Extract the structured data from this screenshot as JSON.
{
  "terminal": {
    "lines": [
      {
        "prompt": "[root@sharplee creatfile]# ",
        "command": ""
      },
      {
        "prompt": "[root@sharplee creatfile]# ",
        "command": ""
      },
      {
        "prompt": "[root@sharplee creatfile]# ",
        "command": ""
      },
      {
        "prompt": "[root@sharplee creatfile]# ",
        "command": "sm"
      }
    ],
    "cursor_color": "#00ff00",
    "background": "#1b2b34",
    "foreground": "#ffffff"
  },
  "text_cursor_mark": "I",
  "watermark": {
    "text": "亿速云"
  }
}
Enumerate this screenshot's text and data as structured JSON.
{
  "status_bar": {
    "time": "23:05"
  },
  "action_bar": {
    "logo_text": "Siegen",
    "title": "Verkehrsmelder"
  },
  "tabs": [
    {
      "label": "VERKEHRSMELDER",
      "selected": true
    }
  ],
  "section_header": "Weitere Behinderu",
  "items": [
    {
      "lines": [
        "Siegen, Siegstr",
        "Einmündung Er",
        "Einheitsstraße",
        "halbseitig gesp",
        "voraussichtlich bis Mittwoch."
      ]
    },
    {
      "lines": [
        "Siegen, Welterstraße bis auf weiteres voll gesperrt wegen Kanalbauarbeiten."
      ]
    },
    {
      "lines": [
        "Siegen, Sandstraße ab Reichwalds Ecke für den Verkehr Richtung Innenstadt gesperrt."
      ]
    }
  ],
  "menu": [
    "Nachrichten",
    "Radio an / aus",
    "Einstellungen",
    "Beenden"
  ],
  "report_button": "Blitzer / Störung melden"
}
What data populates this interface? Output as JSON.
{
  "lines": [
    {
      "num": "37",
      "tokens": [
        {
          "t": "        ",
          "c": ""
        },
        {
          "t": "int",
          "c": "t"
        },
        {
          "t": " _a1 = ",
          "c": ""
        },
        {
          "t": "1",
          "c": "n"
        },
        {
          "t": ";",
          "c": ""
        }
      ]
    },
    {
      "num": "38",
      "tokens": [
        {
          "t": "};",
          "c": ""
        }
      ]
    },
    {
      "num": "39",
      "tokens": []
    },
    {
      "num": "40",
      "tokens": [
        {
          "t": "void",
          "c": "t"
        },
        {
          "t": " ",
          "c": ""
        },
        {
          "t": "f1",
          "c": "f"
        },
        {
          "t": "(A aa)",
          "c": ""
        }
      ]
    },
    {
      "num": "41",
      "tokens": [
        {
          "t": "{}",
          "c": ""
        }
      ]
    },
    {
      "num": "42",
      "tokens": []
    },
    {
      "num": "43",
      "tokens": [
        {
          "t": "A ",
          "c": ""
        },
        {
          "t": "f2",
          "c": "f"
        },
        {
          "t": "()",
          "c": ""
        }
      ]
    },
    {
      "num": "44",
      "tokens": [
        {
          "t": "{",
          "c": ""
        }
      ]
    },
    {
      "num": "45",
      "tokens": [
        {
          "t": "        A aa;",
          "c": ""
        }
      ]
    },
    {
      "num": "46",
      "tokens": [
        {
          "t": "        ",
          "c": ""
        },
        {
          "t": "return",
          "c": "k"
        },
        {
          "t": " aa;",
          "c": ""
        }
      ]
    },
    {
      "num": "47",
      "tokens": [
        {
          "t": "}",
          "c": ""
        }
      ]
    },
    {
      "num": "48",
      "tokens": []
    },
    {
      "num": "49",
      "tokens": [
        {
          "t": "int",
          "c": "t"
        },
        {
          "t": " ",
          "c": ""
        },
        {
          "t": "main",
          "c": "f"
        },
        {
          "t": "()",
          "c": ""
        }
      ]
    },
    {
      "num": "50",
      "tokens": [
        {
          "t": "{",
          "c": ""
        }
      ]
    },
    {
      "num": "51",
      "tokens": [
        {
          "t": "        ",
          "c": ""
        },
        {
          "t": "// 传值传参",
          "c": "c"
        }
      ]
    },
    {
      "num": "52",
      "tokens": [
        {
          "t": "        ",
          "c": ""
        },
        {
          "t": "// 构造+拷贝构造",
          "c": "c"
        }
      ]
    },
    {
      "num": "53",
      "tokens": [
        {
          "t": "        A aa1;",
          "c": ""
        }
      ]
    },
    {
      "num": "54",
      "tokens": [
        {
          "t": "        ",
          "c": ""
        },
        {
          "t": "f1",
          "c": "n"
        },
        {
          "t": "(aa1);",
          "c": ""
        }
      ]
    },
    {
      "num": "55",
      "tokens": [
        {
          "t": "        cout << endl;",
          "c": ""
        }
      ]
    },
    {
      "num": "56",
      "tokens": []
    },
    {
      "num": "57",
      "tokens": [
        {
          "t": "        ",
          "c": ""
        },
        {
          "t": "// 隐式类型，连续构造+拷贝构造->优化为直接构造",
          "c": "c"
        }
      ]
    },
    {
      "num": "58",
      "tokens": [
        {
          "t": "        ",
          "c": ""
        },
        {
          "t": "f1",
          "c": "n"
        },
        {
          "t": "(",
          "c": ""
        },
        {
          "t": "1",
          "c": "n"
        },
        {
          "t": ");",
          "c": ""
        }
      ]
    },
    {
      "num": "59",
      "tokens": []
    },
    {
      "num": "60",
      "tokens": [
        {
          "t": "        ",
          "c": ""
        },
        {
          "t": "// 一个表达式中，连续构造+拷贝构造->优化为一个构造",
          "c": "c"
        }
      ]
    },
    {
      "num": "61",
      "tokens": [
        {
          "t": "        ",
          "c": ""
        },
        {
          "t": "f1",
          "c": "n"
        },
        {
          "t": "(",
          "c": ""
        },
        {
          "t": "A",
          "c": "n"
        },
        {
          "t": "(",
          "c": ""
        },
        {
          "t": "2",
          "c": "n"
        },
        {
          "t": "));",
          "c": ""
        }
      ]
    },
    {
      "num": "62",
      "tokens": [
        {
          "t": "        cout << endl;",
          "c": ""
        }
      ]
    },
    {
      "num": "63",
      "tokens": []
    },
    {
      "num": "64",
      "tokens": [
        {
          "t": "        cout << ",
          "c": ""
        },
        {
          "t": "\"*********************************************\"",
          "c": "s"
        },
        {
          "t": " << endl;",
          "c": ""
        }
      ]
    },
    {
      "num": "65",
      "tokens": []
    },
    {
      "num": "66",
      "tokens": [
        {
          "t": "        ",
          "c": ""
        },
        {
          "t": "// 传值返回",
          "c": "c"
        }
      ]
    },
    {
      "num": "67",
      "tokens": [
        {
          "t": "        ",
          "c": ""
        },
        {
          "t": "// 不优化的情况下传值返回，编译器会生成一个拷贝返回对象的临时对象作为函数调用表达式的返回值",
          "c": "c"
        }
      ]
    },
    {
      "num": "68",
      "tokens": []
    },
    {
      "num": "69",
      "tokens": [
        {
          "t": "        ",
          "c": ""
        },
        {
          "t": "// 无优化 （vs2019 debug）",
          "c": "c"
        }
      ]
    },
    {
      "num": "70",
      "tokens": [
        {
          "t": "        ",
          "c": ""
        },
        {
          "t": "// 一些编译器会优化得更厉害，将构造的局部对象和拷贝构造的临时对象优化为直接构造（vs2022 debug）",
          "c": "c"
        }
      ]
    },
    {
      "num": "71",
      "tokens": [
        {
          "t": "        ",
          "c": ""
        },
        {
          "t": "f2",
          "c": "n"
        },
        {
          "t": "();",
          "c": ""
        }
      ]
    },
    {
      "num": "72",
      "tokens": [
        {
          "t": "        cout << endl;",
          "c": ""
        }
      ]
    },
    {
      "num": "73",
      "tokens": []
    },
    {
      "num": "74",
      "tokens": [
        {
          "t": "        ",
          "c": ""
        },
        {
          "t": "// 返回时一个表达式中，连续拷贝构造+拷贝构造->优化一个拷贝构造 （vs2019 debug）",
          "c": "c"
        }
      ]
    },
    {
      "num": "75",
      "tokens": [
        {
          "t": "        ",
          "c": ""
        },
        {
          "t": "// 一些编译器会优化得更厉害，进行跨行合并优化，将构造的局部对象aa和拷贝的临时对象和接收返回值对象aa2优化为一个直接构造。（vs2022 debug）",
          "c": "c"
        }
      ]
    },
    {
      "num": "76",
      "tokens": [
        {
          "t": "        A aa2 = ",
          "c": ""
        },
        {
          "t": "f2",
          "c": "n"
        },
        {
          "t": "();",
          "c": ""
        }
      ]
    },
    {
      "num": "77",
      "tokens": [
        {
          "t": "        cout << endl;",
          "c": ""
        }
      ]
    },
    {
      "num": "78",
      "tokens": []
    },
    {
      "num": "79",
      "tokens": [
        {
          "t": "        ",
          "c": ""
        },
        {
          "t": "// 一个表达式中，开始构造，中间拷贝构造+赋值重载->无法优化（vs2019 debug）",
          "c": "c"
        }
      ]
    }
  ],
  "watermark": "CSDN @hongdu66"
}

# Directions:
Pick out the lines containing the string "screenshot" and show them.

# Answer to the problem:
Extract the structured data from this screenshot as JSON.
Enumerate this screenshot's text and data as structured JSON.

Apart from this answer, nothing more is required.